| QUOTED PASSAGE |
◆ ◆ ◆ ◆ ◆

The second crucial ingredient is competition. Although entrepreneurs make enormous profits when they create or discover a new market, their success is sure to attract competitors—and the more spectacular the success, the fiercer the efforts to get a piece of the pie. As competitors enter their market, innovators often see their lavish profits begin to slip away. Spurred by a dangerous combination of pride and desperation, they may take misguided and even illegal risks as they attempt to replicate their early success.

If anything, the remarkable market innovations of the past two decades have magnified the risk of future Enrons, both by enabling competitors to respond ever more quickly to new advances and by creating new financial devices that desperate innovators can use to place enormous bets on the future direction of the markets. Drexel Burnham's collapse was precipitated, in part, by competition from lenders who could provide quicker and more complete financing for takeovers. Only a few years later, Long Term Capital, a hedge fund masterminded by several Nobel laureates, created a worldwide liquidity crisis when its massive bets on esoteric securities turned sour.

Enron has all of the attributes of these previous scandals and more. Enron's energy trading business was a brilliant innovation, but its managers took more and more gambles as competitors emerged. They then tried to obscure Enron's true condition through their now infamous off-balance-sheet partnerships.

What should Christians make of the Enron mess? The most important point is to recognize the limitations of legal solutions to the problems that made Enron possible. There is a tendency, among Christians and non-Christians alike, to assume that we can use legislation to force people to act morally. This impulse has inspired many of the reforms that have been proposed in the wake of the Enron debacle. The problem, as legal scholar William Stuntz has pointed out, is that these kinds of reforms often have effects precisely the opposite of what they intend. Prohibition is the most obvious example, and there are many others.

◆ ◆ ◆ ◆ ◆

[Bounding box prediction data]
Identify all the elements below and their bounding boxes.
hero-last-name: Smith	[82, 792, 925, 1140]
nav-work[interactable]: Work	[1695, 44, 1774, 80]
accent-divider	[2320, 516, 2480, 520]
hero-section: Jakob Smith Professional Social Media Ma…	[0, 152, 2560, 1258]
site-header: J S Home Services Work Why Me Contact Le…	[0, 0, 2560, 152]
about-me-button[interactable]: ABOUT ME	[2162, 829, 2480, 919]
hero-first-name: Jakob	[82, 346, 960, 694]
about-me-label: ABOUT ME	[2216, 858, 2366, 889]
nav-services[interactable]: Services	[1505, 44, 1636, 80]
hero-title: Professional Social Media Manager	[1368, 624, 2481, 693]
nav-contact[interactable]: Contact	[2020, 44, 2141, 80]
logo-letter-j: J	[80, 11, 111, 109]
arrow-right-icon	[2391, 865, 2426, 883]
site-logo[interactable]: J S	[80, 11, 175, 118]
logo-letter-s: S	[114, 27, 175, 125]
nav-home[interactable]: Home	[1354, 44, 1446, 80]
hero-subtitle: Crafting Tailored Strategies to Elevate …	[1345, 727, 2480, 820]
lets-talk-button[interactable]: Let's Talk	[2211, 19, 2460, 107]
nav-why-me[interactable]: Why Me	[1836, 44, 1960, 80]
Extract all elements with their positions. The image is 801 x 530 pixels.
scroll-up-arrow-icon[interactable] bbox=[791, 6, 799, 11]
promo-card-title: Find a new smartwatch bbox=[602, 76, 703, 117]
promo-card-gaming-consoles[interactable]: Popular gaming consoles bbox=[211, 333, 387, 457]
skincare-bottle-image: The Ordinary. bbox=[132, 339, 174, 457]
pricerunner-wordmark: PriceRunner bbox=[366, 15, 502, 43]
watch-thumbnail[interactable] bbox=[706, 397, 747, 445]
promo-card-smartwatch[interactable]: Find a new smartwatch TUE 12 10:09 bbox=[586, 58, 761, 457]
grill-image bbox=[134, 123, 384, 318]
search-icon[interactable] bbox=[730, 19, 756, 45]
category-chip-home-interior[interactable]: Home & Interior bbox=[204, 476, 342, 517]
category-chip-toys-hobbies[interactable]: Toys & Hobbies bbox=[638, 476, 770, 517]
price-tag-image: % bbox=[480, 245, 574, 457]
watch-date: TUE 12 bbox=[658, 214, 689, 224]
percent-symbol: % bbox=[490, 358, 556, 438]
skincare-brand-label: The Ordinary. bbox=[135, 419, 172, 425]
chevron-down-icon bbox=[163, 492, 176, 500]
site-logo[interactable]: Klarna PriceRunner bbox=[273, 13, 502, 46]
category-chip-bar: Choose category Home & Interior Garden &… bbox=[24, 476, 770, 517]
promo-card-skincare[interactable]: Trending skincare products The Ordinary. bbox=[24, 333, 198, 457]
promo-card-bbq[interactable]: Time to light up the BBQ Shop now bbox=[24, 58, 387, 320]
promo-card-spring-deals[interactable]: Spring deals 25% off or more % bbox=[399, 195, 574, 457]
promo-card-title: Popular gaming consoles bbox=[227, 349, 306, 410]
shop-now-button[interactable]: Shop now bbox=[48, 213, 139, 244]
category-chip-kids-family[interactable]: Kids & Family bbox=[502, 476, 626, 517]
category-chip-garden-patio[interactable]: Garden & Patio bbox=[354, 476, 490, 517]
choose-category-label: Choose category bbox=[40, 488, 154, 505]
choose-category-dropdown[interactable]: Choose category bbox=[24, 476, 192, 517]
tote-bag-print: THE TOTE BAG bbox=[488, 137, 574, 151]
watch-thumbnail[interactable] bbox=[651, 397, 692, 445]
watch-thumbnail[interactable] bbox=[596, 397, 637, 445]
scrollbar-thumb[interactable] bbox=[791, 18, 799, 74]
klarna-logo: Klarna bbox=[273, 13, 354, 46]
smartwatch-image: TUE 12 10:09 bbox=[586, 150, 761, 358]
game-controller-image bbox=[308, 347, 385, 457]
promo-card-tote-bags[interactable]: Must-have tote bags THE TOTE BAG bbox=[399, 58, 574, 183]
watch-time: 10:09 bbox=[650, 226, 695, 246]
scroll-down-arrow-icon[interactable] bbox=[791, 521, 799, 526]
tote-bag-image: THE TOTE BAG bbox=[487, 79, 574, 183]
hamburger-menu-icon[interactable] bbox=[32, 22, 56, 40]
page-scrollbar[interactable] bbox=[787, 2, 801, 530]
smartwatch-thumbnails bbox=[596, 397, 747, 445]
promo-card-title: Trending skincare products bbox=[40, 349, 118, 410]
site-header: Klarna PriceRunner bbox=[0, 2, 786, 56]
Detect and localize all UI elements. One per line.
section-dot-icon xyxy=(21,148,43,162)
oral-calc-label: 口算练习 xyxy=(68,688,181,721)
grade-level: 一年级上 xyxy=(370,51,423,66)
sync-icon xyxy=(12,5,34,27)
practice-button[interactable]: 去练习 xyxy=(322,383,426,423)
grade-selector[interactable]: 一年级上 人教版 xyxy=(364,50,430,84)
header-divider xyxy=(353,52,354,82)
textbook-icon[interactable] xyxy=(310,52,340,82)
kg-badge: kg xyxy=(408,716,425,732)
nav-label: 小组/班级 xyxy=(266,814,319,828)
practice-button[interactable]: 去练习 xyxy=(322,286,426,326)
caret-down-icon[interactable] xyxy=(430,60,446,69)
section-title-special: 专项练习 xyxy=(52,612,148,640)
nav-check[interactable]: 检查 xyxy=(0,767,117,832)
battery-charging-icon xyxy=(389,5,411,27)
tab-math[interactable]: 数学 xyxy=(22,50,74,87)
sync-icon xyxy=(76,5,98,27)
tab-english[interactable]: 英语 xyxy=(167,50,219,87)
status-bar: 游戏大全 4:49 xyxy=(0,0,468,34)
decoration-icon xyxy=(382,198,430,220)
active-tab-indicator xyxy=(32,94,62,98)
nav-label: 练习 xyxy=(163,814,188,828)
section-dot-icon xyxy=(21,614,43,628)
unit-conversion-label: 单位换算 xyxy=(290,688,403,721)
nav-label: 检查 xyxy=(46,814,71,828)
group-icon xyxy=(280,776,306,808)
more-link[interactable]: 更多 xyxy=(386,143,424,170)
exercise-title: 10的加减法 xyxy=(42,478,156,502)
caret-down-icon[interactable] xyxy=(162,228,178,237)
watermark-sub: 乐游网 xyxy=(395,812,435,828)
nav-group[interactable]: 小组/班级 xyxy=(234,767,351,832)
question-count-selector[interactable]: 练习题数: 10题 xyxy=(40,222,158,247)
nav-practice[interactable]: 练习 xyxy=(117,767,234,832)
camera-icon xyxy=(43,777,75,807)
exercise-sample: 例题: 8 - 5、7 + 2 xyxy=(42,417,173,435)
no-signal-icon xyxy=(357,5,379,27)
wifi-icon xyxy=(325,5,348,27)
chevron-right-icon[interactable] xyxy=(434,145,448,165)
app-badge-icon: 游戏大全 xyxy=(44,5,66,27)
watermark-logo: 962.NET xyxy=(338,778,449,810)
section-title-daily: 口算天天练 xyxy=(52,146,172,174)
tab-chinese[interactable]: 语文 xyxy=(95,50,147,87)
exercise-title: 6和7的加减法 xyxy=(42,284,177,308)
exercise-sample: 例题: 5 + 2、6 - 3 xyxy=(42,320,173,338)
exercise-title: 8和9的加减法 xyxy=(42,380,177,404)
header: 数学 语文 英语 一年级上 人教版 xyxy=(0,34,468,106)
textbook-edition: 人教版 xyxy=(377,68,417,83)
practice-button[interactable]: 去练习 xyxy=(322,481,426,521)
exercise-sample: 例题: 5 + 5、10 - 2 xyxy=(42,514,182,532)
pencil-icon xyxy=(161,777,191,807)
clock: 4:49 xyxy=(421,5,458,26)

◆ ◆ ◆ ◆ ◆

| PROBLEM DESCRIPTION |
In the Enron passage, please name the hedge fund that created a worldwide liquidity crisis when its massive bets on esoteric securities turned sour.

| OUTPUT |
Long Term Capital